- [What to do] Print the listing in its entirety and exactly, leaving out images.

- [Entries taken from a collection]
** Start **

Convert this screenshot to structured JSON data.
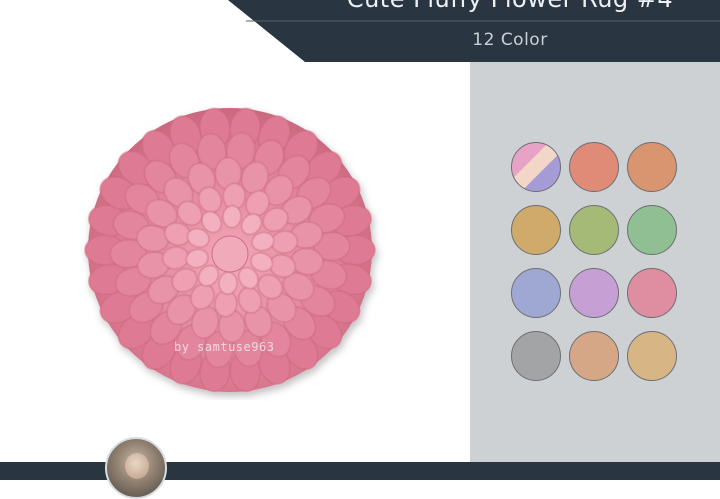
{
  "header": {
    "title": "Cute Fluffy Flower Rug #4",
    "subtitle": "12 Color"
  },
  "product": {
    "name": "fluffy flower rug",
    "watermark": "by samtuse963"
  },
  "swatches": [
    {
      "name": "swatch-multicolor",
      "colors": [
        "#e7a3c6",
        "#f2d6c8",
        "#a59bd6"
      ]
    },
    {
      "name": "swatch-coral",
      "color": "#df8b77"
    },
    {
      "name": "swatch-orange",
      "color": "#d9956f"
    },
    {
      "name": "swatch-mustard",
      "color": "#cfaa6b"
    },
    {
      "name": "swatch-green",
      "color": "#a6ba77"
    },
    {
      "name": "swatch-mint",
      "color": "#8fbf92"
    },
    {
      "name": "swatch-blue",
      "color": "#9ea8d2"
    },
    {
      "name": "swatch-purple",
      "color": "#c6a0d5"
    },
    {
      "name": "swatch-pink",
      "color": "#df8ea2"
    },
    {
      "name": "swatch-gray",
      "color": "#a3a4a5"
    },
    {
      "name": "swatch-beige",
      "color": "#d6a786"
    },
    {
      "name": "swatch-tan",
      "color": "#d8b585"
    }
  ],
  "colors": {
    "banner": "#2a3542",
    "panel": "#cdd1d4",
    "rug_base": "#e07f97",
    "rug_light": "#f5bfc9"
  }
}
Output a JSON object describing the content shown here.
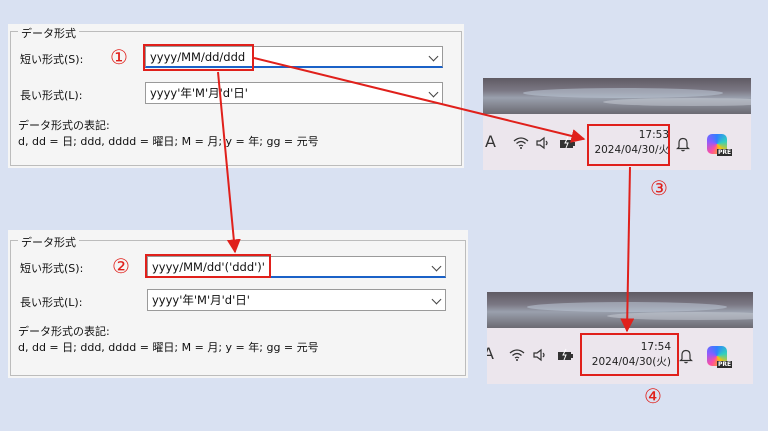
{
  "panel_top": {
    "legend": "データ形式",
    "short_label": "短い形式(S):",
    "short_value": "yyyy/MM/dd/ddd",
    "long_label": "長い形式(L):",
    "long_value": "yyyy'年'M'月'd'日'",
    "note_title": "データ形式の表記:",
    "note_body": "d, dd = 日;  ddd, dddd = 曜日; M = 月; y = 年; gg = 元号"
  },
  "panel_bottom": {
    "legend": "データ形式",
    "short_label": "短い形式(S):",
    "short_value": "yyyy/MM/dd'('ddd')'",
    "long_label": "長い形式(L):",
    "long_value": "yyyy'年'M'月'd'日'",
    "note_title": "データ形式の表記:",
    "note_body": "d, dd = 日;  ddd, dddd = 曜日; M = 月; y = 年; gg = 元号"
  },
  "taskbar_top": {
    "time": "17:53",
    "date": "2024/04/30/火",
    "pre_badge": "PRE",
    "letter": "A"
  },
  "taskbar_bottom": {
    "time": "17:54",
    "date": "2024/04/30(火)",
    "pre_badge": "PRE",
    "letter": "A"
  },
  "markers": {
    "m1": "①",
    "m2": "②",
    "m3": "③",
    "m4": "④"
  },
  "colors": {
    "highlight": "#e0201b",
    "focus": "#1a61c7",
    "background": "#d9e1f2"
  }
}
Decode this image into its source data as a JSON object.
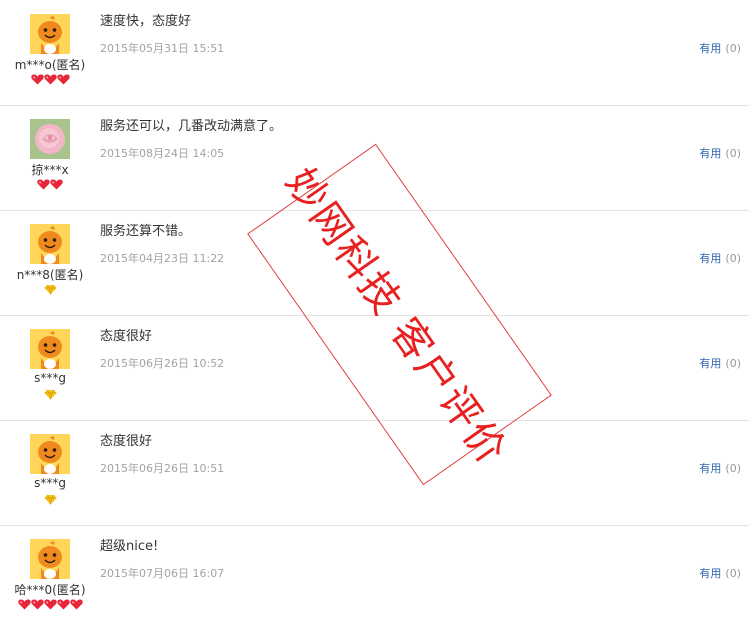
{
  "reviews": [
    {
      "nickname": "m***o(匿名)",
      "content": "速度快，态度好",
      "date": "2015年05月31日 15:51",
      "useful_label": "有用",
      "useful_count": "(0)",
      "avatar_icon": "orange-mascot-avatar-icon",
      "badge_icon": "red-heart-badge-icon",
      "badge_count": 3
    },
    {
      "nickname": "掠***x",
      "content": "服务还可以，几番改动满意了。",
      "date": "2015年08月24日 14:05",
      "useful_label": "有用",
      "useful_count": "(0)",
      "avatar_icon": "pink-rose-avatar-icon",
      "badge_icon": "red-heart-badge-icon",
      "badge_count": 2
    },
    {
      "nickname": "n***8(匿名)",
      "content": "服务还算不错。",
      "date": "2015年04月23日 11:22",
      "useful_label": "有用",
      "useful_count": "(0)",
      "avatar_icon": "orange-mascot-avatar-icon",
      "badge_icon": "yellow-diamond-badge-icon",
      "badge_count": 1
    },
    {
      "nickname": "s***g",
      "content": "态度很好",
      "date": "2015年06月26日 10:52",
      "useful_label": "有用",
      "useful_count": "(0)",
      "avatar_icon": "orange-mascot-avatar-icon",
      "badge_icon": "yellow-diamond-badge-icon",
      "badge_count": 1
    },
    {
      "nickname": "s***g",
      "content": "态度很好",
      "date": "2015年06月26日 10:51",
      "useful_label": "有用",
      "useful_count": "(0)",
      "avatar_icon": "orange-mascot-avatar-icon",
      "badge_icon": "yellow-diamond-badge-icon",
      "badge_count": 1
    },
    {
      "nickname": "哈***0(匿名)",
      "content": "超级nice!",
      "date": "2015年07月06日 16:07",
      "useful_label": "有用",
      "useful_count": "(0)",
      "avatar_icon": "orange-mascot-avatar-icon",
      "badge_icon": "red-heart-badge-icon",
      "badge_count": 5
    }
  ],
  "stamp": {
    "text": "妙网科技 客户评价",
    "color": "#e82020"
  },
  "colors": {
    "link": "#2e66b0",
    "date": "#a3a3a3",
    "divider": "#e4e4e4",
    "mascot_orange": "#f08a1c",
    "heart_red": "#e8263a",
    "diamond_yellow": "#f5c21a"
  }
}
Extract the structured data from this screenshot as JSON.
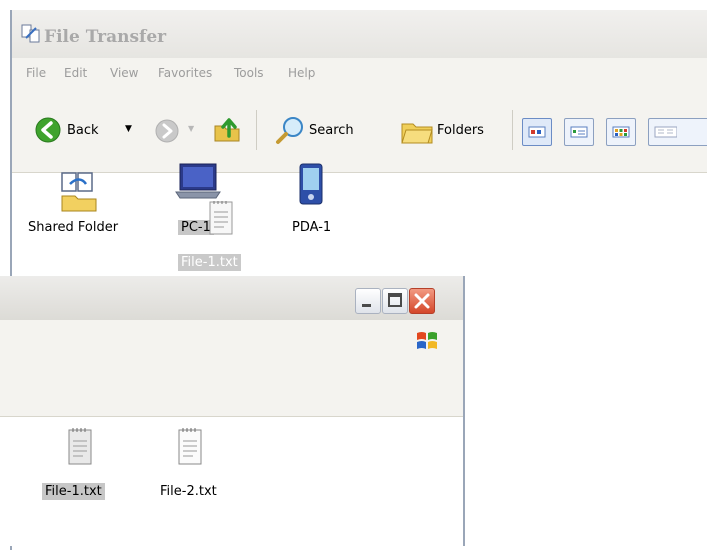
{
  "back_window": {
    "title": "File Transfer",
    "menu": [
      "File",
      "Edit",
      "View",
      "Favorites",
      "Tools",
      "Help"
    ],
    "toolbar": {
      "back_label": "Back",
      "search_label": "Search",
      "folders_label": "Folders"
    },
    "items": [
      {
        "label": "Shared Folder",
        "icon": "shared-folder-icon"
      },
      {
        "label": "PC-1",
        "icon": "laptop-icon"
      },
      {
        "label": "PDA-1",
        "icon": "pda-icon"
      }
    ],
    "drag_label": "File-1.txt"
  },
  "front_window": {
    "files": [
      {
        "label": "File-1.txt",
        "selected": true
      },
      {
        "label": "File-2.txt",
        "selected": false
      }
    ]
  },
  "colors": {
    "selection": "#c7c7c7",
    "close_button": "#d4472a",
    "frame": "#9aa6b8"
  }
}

** End **

- [The solution]
Convert this screenshot to structured JSON data.
{
  "header": {
    "title": "Cute Fluffy Flower Rug #4",
    "subtitle": "12 Color"
  },
  "product": {
    "name": "fluffy flower rug",
    "watermark": "by samtuse963"
  },
  "swatches": [
    {
      "name": "swatch-multicolor",
      "colors": [
        "#e7a3c6",
        "#f2d6c8",
        "#a59bd6"
      ]
    },
    {
      "name": "swatch-coral",
      "color": "#df8b77"
    },
    {
      "name": "swatch-orange",
      "color": "#d9956f"
    },
    {
      "name": "swatch-mustard",
      "color": "#cfaa6b"
    },
    {
      "name": "swatch-green",
      "color": "#a6ba77"
    },
    {
      "name": "swatch-mint",
      "color": "#8fbf92"
    },
    {
      "name": "swatch-blue",
      "color": "#9ea8d2"
    },
    {
      "name": "swatch-purple",
      "color": "#c6a0d5"
    },
    {
      "name": "swatch-pink",
      "color": "#df8ea2"
    },
    {
      "name": "swatch-gray",
      "color": "#a3a4a5"
    },
    {
      "name": "swatch-beige",
      "color": "#d6a786"
    },
    {
      "name": "swatch-tan",
      "color": "#d8b585"
    }
  ],
  "colors": {
    "banner": "#2a3542",
    "panel": "#cdd1d4",
    "rug_base": "#e07f97",
    "rug_light": "#f5bfc9"
  }
}
Output a JSON object describing the content shown here.
{
  "panel_top": {
    "legend": "データ形式",
    "short_label": "短い形式(S):",
    "short_value": "yyyy/MM/dd/ddd",
    "long_label": "長い形式(L):",
    "long_value": "yyyy'年'M'月'd'日'",
    "note_title": "データ形式の表記:",
    "note_body": "d, dd = 日;  ddd, dddd = 曜日; M = 月; y = 年; gg = 元号"
  },
  "panel_bottom": {
    "legend": "データ形式",
    "short_label": "短い形式(S):",
    "short_value": "yyyy/MM/dd'('ddd')'",
    "long_label": "長い形式(L):",
    "long_value": "yyyy'年'M'月'd'日'",
    "note_title": "データ形式の表記:",
    "note_body": "d, dd = 日;  ddd, dddd = 曜日; M = 月; y = 年; gg = 元号"
  },
  "taskbar_top": {
    "time": "17:53",
    "date": "2024/04/30/火",
    "pre_badge": "PRE",
    "letter": "A"
  },
  "taskbar_bottom": {
    "time": "17:54",
    "date": "2024/04/30(火)",
    "pre_badge": "PRE",
    "letter": "A"
  },
  "markers": {
    "m1": "①",
    "m2": "②",
    "m3": "③",
    "m4": "④"
  },
  "colors": {
    "highlight": "#e0201b",
    "focus": "#1a61c7",
    "background": "#d9e1f2"
  }
}
Decode this image into its source data as a JSON object.
{
  "reviews": [
    {
      "nickname": "m***o(匿名)",
      "content": "速度快，态度好",
      "date": "2015年05月31日 15:51",
      "useful_label": "有用",
      "useful_count": "(0)",
      "avatar_icon": "orange-mascot-avatar-icon",
      "badge_icon": "red-heart-badge-icon",
      "badge_count": 3
    },
    {
      "nickname": "掠***x",
      "content": "服务还可以，几番改动满意了。",
      "date": "2015年08月24日 14:05",
      "useful_label": "有用",
      "useful_count": "(0)",
      "avatar_icon": "pink-rose-avatar-icon",
      "badge_icon": "red-heart-badge-icon",
      "badge_count": 2
    },
    {
      "nickname": "n***8(匿名)",
      "content": "服务还算不错。",
      "date": "2015年04月23日 11:22",
      "useful_label": "有用",
      "useful_count": "(0)",
      "avatar_icon": "orange-mascot-avatar-icon",
      "badge_icon": "yellow-diamond-badge-icon",
      "badge_count": 1
    },
    {
      "nickname": "s***g",
      "content": "态度很好",
      "date": "2015年06月26日 10:52",
      "useful_label": "有用",
      "useful_count": "(0)",
      "avatar_icon": "orange-mascot-avatar-icon",
      "badge_icon": "yellow-diamond-badge-icon",
      "badge_count": 1
    },
    {
      "nickname": "s***g",
      "content": "态度很好",
      "date": "2015年06月26日 10:51",
      "useful_label": "有用",
      "useful_count": "(0)",
      "avatar_icon": "orange-mascot-avatar-icon",
      "badge_icon": "yellow-diamond-badge-icon",
      "badge_count": 1
    },
    {
      "nickname": "哈***0(匿名)",
      "content": "超级nice!",
      "date": "2015年07月06日 16:07",
      "useful_label": "有用",
      "useful_count": "(0)",
      "avatar_icon": "orange-mascot-avatar-icon",
      "badge_icon": "red-heart-badge-icon",
      "badge_count": 5
    }
  ],
  "stamp": {
    "text": "妙网科技 客户评价",
    "color": "#e82020"
  },
  "colors": {
    "link": "#2e66b0",
    "date": "#a3a3a3",
    "divider": "#e4e4e4",
    "mascot_orange": "#f08a1c",
    "heart_red": "#e8263a",
    "diamond_yellow": "#f5c21a"
  }
}
Extract the structured data from this screenshot as JSON.
{
  "back_window": {
    "title": "File Transfer",
    "menu": [
      "File",
      "Edit",
      "View",
      "Favorites",
      "Tools",
      "Help"
    ],
    "toolbar": {
      "back_label": "Back",
      "search_label": "Search",
      "folders_label": "Folders"
    },
    "items": [
      {
        "label": "Shared Folder",
        "icon": "shared-folder-icon"
      },
      {
        "label": "PC-1",
        "icon": "laptop-icon"
      },
      {
        "label": "PDA-1",
        "icon": "pda-icon"
      }
    ],
    "drag_label": "File-1.txt"
  },
  "front_window": {
    "files": [
      {
        "label": "File-1.txt",
        "selected": true
      },
      {
        "label": "File-2.txt",
        "selected": false
      }
    ]
  },
  "colors": {
    "selection": "#c7c7c7",
    "close_button": "#d4472a",
    "frame": "#9aa6b8"
  }
}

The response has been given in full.